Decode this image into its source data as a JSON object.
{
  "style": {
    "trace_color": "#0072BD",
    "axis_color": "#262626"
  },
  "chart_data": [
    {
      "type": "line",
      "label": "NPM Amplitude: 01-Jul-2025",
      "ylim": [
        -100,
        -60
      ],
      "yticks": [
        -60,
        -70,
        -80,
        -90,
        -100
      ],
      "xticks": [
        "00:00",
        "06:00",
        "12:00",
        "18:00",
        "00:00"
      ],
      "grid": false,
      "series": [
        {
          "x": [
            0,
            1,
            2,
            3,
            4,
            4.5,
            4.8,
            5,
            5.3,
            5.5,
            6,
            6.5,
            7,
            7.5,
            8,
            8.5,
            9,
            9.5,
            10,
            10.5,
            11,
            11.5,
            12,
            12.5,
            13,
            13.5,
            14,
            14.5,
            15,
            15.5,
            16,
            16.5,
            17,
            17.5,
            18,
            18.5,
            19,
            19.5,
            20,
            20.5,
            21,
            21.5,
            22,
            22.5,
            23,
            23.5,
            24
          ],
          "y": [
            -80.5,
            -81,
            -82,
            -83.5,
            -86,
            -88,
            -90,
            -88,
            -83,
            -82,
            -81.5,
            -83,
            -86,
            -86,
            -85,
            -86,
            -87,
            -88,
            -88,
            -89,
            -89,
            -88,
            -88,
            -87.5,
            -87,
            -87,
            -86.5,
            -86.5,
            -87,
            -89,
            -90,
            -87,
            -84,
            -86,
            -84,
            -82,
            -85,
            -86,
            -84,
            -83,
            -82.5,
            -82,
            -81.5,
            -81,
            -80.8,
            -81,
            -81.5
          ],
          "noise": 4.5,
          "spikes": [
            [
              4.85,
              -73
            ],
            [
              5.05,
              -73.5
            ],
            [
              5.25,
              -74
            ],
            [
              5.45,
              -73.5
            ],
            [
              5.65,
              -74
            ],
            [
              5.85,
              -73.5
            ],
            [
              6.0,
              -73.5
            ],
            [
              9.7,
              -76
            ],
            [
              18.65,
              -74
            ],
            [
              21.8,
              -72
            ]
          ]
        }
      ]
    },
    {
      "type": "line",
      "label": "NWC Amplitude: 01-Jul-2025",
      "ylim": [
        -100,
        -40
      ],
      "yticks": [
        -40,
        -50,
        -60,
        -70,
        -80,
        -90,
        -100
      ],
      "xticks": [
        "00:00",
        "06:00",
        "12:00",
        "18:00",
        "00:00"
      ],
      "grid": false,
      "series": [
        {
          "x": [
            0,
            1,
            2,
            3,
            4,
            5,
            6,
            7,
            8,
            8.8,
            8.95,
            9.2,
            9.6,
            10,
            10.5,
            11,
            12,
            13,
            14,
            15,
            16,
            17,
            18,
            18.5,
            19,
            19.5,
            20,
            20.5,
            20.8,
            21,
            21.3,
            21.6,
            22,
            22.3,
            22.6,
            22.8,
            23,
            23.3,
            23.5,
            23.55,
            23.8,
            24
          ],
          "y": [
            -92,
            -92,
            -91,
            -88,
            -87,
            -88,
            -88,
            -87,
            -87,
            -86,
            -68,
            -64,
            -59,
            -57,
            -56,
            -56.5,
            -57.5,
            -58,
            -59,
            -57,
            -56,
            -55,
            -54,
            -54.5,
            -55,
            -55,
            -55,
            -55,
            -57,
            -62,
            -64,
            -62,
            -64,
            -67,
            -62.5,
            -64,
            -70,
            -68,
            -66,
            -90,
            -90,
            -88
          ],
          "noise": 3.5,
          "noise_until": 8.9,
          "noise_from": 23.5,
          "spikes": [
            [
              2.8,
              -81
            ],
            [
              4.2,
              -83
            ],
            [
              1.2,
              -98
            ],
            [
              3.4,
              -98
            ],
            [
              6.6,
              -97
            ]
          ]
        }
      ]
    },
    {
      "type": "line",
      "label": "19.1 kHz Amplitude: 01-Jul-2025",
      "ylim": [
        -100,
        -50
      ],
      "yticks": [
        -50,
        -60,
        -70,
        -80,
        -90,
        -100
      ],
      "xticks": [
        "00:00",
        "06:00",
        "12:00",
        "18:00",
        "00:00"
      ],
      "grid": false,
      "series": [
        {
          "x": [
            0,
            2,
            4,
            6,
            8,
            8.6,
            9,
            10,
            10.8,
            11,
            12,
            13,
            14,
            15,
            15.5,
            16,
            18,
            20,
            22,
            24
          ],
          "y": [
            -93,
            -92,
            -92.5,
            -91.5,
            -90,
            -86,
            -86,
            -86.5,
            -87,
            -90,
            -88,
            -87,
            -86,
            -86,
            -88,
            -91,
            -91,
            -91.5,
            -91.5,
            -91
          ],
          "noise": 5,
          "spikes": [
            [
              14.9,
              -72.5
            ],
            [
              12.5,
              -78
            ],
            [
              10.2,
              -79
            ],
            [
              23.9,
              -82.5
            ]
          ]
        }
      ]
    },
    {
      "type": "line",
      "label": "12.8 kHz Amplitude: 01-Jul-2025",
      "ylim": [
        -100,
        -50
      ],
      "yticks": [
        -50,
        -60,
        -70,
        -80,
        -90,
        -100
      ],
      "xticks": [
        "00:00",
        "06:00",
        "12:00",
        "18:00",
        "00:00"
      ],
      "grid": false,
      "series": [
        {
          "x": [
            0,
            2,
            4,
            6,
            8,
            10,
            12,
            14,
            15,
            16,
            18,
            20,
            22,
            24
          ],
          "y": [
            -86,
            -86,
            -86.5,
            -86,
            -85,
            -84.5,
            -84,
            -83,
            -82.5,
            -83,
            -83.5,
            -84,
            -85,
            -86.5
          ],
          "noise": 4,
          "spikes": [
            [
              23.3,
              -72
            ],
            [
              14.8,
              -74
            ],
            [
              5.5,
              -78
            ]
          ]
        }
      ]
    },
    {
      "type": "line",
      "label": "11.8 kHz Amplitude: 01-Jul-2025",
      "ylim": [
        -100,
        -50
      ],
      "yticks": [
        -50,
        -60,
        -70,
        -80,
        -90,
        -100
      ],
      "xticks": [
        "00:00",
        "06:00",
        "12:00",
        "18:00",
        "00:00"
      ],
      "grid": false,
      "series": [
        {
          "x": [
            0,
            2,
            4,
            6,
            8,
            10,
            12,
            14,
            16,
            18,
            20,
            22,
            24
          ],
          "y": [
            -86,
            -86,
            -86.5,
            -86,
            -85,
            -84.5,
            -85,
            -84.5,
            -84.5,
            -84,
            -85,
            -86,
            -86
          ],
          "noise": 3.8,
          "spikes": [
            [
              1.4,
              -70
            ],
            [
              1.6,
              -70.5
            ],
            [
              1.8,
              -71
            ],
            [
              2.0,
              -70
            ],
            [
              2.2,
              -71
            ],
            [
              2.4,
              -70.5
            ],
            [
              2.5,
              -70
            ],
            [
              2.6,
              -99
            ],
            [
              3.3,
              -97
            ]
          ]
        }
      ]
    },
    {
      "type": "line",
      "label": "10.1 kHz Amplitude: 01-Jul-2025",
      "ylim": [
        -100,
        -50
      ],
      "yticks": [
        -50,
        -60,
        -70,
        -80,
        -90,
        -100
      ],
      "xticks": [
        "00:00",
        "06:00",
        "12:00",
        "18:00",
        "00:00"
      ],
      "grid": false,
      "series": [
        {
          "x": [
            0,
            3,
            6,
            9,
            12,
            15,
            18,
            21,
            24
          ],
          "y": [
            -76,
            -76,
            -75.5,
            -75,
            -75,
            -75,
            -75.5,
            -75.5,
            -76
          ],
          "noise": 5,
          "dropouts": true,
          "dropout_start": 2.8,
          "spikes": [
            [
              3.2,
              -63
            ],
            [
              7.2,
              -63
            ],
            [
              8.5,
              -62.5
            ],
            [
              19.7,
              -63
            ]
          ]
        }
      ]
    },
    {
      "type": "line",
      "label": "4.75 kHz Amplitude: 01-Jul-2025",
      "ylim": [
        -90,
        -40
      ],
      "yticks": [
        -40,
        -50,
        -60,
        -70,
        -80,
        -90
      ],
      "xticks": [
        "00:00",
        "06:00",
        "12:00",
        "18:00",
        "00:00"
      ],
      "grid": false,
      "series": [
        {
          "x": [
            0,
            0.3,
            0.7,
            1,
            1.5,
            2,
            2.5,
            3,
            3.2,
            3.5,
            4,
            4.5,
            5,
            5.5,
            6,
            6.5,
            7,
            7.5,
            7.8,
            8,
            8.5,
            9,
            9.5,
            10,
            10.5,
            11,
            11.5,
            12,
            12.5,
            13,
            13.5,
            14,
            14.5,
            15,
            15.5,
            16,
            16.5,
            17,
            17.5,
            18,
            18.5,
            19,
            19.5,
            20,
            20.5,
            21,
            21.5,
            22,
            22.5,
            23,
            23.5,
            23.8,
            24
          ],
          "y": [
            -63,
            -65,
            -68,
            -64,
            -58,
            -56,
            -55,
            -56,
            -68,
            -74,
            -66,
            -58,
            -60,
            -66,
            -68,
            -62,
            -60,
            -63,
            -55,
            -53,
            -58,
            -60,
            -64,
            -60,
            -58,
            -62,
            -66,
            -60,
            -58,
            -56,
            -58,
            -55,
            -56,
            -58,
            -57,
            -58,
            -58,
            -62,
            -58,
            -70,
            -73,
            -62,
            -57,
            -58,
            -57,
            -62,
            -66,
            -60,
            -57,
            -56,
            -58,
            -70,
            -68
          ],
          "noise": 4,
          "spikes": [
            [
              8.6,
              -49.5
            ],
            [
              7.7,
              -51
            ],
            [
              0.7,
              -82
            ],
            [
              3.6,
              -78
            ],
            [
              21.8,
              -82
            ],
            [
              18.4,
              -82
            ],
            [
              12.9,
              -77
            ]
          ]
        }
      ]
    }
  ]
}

-- Task description --
Among the lines of the data above, determine how many contain the word "Amplitude". Report the number alone.

-- Answer to this problem --
7